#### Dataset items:
((
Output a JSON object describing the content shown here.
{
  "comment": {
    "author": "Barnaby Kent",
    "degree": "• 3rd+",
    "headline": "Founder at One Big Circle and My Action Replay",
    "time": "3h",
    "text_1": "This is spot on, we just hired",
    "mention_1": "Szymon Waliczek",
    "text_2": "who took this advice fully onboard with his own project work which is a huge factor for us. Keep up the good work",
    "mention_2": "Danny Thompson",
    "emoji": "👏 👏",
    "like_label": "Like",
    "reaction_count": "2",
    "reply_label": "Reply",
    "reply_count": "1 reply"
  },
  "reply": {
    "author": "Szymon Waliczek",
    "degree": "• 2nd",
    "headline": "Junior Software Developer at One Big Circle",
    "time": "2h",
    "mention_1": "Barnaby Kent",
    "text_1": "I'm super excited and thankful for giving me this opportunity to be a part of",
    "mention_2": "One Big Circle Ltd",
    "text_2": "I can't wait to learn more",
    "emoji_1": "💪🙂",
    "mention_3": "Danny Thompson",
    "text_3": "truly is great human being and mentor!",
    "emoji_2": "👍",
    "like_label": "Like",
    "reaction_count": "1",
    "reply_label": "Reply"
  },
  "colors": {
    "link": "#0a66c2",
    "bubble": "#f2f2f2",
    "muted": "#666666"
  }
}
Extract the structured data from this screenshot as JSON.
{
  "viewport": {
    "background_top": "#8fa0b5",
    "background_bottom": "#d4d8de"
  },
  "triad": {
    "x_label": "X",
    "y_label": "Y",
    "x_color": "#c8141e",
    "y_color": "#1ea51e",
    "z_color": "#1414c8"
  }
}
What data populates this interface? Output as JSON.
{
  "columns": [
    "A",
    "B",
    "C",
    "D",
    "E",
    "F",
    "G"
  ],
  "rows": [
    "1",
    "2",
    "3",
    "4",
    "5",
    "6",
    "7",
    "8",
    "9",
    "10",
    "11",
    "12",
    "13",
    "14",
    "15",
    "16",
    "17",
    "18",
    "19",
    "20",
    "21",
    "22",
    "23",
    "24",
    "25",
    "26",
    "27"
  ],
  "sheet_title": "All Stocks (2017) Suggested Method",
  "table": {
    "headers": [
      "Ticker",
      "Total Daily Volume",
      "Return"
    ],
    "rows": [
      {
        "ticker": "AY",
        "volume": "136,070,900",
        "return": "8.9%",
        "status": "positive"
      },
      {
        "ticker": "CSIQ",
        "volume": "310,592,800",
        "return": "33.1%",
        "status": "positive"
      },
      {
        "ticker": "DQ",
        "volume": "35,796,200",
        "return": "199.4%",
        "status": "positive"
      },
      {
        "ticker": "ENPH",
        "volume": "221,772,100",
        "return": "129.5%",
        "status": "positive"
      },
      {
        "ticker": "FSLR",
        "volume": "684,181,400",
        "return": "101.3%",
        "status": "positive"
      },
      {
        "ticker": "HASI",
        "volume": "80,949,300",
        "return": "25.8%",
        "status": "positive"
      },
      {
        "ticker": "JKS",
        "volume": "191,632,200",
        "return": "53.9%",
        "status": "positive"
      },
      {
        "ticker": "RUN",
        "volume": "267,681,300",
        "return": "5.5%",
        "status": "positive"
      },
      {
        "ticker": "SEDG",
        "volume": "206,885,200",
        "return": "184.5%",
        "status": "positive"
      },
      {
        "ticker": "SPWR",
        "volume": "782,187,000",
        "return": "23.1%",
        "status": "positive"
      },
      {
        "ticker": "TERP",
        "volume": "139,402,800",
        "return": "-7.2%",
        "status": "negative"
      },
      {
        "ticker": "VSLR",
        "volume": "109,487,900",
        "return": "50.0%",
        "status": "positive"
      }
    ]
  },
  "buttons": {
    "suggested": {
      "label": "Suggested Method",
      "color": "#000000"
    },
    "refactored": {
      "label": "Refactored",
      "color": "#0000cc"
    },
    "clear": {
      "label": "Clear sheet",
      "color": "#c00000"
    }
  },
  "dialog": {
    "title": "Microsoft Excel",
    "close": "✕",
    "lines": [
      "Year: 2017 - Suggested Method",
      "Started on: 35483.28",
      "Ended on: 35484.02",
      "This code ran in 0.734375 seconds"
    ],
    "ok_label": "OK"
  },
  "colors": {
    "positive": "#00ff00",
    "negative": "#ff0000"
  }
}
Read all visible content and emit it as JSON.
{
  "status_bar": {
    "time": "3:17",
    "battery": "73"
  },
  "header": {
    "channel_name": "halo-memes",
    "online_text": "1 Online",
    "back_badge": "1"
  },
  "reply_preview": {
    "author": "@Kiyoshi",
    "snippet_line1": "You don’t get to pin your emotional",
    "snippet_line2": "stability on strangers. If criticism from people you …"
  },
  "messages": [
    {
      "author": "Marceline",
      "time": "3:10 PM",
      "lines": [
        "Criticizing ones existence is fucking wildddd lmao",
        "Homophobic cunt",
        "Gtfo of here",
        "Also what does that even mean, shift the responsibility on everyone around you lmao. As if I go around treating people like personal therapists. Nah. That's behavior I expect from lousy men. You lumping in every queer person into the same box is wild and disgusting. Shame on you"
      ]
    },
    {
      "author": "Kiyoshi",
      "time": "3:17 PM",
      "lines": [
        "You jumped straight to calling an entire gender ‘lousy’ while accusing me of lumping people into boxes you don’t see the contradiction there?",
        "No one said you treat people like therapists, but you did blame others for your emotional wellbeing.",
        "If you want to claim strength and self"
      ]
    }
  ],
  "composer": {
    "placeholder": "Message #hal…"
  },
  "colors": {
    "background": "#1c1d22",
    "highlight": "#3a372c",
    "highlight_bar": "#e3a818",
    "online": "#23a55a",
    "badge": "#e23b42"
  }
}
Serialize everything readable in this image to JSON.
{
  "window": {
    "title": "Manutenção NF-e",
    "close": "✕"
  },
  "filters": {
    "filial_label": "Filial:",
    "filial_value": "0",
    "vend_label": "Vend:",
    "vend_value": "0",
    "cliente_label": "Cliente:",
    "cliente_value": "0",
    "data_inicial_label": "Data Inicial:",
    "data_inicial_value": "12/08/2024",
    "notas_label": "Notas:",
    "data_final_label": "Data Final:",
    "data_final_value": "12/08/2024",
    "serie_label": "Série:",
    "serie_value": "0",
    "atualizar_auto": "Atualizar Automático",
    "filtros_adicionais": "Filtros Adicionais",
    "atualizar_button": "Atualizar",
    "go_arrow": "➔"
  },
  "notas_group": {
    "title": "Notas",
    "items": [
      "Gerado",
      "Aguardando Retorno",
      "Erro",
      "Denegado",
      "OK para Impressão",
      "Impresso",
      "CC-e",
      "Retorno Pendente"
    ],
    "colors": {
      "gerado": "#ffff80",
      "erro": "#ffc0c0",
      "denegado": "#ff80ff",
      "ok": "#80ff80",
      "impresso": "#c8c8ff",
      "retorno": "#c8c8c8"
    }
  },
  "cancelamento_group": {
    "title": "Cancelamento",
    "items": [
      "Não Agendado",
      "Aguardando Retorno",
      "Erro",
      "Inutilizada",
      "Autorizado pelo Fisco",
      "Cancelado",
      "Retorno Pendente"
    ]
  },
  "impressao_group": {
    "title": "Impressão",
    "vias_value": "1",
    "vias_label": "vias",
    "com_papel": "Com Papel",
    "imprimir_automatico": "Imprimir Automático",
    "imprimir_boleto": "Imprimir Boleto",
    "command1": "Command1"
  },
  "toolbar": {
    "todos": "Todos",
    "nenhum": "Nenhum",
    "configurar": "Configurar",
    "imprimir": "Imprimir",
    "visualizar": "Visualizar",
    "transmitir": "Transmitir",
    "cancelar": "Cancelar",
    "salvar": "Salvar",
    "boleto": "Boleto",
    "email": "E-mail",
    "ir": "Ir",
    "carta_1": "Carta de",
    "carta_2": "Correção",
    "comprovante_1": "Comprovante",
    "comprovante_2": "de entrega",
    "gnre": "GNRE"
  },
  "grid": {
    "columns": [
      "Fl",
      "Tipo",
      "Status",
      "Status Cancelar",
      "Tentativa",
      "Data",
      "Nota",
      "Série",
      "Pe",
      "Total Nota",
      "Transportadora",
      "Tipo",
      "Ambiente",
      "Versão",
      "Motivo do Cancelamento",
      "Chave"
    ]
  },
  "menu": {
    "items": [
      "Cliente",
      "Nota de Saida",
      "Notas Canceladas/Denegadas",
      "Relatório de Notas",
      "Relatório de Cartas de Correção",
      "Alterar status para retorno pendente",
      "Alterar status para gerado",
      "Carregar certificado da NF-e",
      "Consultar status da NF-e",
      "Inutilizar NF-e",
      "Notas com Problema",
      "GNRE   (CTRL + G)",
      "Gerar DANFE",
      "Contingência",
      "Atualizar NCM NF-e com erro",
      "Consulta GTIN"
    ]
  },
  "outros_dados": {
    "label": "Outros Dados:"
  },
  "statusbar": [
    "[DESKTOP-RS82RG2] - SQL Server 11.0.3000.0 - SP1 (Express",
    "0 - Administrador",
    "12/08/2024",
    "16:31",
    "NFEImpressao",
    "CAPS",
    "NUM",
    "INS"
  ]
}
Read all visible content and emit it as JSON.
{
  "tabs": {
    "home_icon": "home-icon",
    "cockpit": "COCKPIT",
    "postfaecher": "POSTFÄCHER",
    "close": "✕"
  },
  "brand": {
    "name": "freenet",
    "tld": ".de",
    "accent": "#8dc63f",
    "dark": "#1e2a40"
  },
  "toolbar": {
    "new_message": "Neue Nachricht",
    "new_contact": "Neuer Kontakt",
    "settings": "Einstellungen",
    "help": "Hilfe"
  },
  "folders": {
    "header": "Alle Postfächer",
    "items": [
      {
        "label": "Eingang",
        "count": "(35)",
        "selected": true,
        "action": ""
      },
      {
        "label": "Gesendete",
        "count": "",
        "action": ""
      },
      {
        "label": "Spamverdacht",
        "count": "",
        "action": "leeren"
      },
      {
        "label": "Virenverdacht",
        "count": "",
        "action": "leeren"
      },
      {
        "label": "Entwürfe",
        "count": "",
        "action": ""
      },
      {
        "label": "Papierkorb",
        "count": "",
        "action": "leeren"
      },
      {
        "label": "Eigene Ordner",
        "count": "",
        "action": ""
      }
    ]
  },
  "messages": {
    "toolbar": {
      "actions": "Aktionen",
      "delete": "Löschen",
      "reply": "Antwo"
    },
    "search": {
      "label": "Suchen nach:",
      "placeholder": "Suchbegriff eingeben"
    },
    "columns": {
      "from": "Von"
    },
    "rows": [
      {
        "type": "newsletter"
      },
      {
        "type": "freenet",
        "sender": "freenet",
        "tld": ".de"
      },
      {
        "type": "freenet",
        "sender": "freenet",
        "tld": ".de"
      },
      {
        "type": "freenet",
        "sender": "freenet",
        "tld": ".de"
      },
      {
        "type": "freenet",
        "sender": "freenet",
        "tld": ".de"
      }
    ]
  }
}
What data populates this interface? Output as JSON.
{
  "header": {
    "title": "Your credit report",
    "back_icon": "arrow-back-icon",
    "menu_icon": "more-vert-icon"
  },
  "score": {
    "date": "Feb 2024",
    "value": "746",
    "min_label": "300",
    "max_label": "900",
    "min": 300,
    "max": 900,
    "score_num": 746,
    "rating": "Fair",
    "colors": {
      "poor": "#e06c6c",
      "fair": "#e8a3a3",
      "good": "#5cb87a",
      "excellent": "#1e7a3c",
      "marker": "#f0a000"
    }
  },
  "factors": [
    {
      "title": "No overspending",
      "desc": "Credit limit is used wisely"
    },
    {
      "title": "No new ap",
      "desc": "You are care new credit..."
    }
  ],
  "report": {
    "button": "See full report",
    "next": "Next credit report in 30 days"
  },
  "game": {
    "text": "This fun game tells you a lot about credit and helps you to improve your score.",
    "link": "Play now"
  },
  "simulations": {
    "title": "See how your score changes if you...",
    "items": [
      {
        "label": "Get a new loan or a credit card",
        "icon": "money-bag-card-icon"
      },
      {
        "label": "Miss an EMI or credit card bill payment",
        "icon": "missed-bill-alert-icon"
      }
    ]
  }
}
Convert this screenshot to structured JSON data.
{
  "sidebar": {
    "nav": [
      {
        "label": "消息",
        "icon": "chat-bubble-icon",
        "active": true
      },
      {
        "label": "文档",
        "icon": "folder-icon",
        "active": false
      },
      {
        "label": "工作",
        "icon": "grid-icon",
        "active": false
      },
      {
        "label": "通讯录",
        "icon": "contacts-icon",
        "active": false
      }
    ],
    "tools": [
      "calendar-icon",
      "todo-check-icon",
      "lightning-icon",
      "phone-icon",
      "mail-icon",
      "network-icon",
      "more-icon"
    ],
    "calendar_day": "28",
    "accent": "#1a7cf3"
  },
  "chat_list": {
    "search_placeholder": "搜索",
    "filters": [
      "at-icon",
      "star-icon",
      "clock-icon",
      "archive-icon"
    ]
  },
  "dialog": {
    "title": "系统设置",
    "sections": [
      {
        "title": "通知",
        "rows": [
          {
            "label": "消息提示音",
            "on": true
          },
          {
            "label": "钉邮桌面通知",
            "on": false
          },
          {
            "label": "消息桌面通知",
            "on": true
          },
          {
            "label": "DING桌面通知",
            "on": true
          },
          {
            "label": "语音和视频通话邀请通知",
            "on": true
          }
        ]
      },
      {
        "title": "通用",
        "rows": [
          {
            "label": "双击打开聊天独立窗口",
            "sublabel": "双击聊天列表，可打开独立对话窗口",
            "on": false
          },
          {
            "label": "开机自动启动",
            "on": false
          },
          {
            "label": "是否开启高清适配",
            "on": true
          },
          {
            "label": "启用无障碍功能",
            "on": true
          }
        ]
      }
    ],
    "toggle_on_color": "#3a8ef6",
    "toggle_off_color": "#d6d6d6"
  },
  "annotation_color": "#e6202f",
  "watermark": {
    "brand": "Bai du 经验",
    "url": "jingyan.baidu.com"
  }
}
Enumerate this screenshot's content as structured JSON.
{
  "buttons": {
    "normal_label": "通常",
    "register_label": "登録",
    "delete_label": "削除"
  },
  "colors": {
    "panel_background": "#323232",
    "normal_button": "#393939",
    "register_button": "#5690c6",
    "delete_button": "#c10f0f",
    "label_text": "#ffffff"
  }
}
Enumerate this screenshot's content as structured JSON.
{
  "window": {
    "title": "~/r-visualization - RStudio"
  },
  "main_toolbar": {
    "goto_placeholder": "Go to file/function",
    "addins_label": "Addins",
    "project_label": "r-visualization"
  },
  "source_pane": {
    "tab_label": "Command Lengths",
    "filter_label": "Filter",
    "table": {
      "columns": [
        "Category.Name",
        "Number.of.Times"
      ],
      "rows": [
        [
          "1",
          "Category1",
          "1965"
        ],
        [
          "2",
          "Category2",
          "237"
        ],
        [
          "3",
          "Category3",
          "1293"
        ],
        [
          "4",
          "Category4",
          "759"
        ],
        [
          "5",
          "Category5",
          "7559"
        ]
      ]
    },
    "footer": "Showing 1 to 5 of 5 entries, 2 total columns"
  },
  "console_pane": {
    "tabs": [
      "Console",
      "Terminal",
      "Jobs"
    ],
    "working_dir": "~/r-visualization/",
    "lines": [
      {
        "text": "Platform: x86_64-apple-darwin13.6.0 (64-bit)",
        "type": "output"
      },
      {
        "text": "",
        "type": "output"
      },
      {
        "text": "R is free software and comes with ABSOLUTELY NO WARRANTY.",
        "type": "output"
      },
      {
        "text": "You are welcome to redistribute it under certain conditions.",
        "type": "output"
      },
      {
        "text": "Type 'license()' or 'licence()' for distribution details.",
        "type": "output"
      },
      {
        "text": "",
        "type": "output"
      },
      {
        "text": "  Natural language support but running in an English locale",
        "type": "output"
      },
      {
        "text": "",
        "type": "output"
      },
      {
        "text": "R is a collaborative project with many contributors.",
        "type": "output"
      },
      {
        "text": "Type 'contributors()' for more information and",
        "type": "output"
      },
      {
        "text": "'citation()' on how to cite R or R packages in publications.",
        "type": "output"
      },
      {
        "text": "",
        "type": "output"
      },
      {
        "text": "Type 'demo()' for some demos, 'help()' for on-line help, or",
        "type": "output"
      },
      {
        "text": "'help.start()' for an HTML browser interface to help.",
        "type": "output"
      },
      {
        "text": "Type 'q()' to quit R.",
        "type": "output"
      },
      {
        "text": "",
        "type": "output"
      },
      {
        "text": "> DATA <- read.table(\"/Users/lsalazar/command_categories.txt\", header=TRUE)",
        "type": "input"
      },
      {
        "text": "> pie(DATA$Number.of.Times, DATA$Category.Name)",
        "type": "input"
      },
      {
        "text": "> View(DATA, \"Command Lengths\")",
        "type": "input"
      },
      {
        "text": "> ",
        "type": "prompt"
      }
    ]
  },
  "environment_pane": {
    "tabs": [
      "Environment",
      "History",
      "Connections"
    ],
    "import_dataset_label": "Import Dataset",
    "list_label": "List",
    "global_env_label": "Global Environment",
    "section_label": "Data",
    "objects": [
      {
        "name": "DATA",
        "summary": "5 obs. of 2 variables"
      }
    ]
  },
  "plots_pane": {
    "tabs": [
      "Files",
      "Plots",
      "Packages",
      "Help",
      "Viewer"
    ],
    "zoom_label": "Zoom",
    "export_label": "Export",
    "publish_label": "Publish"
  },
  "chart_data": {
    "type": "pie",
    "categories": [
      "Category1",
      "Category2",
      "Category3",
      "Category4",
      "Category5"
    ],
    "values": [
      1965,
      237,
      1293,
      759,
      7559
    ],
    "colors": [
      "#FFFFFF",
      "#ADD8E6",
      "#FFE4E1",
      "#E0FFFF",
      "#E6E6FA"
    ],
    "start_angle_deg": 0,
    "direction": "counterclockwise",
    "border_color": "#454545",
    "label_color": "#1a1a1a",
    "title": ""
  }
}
))
Find all the lines containing "lumping" in the material, then copy them.

        "Also what does that even mean, shift the responsibility on everyone around you lmao. As if I go around treating people like personal therapists. Nah. That's behavior I expect from lousy men. You lumping in every queer person into the same box is wild and disgusting. Shame on you"
        "You jumped straight to calling an entire gender ‘lousy’ while accusing me of lumping people into boxes you don’t see the contradiction there?",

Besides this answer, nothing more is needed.